- [Instructions to follow] Look through the material below for "każdego". Copy every line that contains it.

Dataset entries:
━━━

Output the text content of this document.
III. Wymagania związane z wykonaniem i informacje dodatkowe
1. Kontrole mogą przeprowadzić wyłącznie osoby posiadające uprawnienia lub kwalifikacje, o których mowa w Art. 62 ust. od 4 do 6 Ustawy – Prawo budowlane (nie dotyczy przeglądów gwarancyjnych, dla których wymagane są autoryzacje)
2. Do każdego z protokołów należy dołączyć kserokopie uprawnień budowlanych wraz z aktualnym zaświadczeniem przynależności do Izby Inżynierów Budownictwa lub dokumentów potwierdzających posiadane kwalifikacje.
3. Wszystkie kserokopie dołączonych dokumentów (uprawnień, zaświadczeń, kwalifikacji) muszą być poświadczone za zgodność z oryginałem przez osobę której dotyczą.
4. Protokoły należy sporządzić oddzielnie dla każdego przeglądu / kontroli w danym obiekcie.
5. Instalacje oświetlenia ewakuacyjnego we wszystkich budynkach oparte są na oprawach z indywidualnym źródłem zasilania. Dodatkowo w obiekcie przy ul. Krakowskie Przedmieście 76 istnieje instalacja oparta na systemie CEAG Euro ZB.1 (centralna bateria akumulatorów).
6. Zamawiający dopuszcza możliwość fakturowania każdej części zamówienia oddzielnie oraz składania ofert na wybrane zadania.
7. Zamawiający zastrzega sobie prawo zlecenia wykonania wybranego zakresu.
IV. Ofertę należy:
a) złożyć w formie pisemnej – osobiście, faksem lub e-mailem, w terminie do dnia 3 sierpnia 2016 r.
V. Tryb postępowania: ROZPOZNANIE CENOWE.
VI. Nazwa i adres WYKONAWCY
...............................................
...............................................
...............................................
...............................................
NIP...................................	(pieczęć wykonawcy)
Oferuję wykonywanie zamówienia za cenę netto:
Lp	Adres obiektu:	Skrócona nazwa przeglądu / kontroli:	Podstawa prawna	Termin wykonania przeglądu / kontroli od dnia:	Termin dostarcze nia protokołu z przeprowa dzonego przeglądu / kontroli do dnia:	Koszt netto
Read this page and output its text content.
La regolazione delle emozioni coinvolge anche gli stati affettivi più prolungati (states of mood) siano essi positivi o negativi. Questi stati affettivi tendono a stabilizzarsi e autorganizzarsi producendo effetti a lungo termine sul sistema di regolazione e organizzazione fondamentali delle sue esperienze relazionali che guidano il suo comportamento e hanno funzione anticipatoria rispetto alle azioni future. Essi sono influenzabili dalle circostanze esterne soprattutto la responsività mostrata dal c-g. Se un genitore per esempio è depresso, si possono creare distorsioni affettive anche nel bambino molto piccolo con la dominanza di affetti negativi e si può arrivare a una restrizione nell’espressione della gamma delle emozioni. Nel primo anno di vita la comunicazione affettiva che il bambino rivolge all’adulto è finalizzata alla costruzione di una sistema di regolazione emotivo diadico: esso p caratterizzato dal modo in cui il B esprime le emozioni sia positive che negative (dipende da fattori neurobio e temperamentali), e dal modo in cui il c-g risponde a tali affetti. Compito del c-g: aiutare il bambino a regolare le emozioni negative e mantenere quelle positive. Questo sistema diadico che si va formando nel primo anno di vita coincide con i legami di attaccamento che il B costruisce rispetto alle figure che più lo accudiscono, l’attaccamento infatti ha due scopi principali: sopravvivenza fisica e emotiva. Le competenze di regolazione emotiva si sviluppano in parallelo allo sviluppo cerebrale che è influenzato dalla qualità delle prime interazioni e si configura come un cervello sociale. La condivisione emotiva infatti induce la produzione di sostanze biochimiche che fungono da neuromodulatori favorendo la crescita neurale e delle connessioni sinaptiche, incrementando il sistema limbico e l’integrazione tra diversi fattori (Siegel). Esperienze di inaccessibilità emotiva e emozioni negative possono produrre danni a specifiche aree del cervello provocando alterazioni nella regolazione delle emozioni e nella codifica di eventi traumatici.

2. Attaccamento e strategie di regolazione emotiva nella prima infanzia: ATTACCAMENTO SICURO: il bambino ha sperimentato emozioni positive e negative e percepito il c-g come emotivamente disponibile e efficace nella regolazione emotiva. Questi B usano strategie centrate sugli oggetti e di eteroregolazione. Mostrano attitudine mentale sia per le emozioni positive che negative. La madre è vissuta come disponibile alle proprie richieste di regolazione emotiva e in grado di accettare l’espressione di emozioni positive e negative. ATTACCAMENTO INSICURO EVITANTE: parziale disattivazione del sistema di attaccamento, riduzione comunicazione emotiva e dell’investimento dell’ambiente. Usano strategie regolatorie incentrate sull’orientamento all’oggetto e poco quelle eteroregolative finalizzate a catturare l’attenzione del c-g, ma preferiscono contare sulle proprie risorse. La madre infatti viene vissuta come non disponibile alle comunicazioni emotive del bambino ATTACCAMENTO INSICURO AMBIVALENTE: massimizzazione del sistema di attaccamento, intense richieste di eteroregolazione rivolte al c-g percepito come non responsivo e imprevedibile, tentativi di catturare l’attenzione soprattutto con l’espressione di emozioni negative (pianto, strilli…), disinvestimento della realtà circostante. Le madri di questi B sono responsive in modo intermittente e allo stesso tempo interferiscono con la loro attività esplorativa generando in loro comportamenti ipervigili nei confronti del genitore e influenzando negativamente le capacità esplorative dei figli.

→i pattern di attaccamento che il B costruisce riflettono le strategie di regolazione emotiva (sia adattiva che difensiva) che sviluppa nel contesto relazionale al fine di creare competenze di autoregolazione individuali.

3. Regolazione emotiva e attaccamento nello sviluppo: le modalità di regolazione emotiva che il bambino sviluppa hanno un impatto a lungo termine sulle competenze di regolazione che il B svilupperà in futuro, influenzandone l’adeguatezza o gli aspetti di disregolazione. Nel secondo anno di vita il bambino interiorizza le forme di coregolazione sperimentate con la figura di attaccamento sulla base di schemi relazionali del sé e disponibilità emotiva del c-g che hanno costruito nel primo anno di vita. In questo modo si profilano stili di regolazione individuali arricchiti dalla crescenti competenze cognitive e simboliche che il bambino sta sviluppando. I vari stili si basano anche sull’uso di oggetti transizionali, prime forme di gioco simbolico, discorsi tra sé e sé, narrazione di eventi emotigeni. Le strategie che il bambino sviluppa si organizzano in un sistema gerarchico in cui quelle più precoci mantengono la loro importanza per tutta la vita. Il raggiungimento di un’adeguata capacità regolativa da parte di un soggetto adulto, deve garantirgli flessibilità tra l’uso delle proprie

━━━

- [Full solution]
2. Do każdego z protokołów należy dołączyć kserokopie uprawnień budowlanych wraz z aktualnym zaświadczeniem przynależności do Izby Inżynierów Budownictwa lub dokumentów potwierdzających posiadane kwalifikacje.
4. Protokoły należy sporządzić oddzielnie dla każdego przeglądu / kontroli w danym obiekcie.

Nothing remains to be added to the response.